**Text section**.
** START **
Between the ships and the landing-place was a bar, on which the sea broke with great violence, and which boats had to pass. Those belonging to the country being well calculated for going through the breakers, and whose crews were acquainted with the place, dashed through the surf extremely well.

I thought that by following them in my shell of a gig, and waiting for a smooth, after three successive waves had broken upon the bar, I might get safe also; but I was soon taught a different lesson—the sea was more nimble than the gig, and although the men pulled to the utmost to go faster than the breakers, yet they beat us hollow, and taking the boat up on one of their white tops, spun us over in a moment. Fortunately we had not far to swim, and as soon as the waves had beaten us over the bar we got into quite smooth water, when, sticking to the boat and oars, we soon reached the shore, though not without a precious good ducking. We had, unfortunately, the viscountess’s poor abigail in the boat, who never before had had such a swim in salt water, so it was something new to her, and gave her an opportunity of adding a paragraph to her letter when she wrote home, describing her foreign travels by sea, land, and under the water. She was nearly drowned, poor thing! but keeping her on her back we swam with her ashore. She was carried to a Spanish house, wrapped up in blankets, where a few drops of comfort in the shape of brandy, and some hours’ repose, made her as lively as a lark again.
** END **
**Directives**.
A - In the passage about crossing the bar, what ways of traveling does the abigail's letter home describe?
B - Quote the passage about crossing the bar from "Between the ships" to "surf extremely well." word for word.

**Supplied material**.
** START **
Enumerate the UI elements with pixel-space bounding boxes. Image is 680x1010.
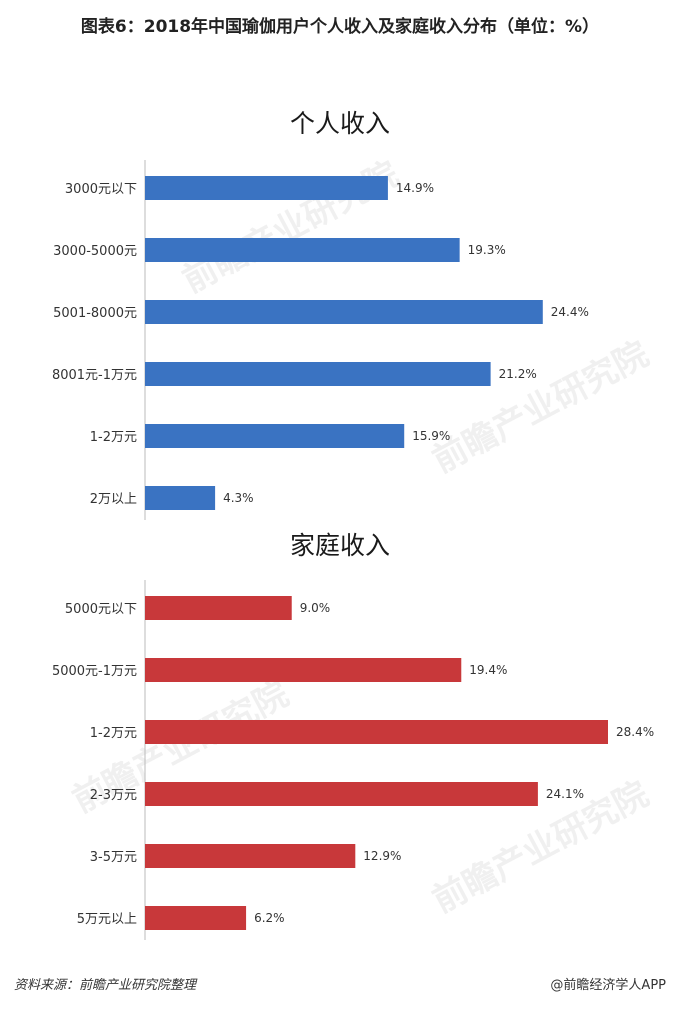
** END **
**Outputs in order**.
A - By sea, by land, and under the water.

B -
Between the ships and the landing-place was a bar, on which the sea broke with great violence, and which boats had to pass. Those belonging to the country being well calculated for going through the breakers, and whose crews were acquainted with the place, dashed through the surf extremely well.